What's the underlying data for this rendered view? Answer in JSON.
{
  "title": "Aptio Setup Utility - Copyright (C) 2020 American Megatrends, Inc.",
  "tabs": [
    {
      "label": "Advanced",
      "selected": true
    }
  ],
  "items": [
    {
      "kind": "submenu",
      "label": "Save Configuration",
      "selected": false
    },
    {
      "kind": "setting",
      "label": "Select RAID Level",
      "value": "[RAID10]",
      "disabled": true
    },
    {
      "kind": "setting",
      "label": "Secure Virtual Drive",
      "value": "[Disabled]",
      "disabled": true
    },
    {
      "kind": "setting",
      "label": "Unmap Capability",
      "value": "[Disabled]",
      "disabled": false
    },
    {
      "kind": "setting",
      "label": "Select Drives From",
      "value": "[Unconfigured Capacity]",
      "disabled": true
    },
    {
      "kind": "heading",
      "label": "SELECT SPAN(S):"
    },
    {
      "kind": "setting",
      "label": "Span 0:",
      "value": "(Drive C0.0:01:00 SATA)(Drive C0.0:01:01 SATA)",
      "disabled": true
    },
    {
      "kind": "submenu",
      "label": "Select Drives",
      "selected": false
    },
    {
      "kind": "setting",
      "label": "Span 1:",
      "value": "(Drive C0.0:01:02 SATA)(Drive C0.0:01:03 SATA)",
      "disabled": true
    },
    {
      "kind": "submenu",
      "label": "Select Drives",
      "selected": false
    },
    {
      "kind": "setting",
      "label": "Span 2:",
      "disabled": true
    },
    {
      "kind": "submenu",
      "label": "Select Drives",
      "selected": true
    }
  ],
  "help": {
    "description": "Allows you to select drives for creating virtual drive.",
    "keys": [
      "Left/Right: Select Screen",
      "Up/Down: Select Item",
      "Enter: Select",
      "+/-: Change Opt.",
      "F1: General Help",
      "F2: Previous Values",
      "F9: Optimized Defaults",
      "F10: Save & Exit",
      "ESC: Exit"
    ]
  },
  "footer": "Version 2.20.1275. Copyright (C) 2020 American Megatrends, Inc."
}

Requirement.
Pull out every line containing "Copyright".

Answer to this task.
  "title": "Aptio Setup Utility - Copyright (C) 2020 American Megatrends, Inc.",
  "footer": "Version 2.20.1275. Copyright (C) 2020 American Megatrends, Inc."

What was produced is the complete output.